### OBJECTIVE
How many lines hold the string "JSON"? Reply with the number alone.

### SUPPLIED DATA

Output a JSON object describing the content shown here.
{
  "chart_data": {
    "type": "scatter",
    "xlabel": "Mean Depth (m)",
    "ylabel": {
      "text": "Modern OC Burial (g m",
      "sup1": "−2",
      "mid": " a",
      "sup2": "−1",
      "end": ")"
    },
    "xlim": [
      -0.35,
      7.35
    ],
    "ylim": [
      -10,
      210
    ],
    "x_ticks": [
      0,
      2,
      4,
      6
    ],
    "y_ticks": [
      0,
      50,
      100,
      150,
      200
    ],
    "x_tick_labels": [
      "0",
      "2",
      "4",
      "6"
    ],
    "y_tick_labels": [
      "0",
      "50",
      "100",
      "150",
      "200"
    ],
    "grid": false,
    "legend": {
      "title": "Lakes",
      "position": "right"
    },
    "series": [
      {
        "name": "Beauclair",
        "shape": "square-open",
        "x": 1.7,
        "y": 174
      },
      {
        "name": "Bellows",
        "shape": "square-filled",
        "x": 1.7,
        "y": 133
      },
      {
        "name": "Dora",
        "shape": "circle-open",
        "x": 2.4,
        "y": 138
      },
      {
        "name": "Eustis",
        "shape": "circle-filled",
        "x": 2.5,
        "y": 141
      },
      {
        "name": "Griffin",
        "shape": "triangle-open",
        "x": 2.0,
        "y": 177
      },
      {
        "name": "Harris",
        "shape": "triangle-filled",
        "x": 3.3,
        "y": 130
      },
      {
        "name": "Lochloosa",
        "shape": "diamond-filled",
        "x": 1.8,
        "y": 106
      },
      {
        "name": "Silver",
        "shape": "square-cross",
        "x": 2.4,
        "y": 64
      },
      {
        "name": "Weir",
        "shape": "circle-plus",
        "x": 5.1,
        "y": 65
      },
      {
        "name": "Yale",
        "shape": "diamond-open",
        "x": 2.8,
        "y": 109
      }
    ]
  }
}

* * *

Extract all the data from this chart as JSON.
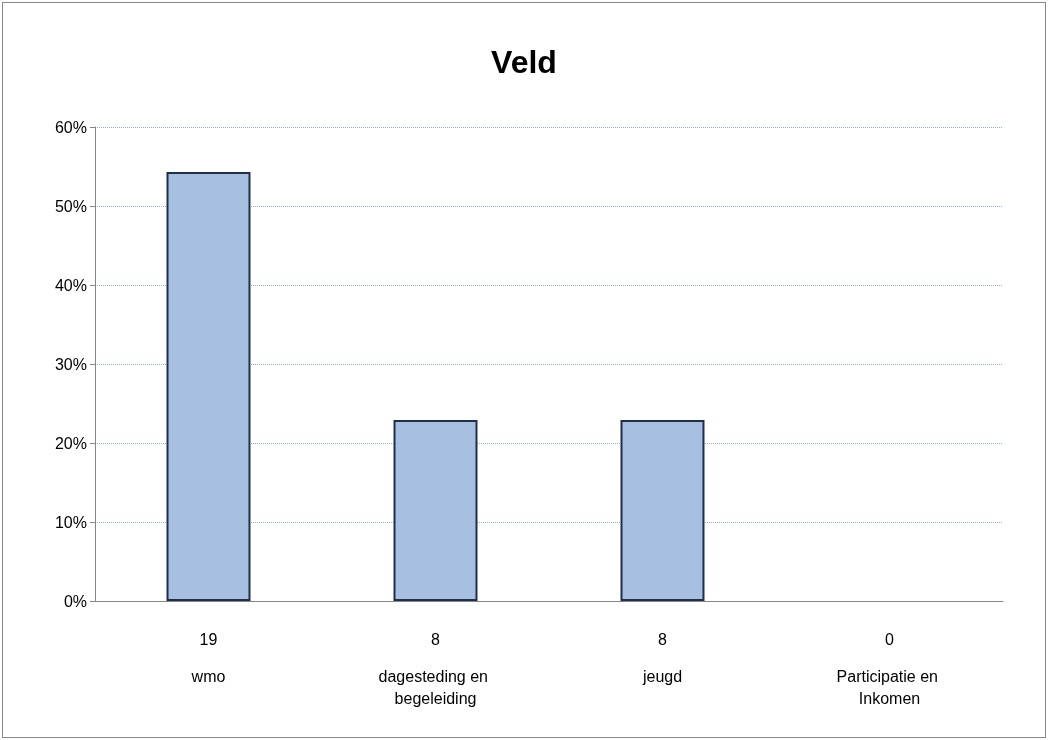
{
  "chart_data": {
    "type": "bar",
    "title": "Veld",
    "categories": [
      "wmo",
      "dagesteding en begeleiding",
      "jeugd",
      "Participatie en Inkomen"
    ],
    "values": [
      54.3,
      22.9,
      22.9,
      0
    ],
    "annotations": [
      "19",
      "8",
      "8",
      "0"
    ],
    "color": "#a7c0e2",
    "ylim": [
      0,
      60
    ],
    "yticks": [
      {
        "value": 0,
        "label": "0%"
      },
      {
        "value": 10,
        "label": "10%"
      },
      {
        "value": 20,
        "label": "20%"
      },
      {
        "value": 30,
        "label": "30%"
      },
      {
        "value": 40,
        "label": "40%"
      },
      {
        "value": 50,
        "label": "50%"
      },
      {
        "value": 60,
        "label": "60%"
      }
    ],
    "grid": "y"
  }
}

### FINAL RESULT
2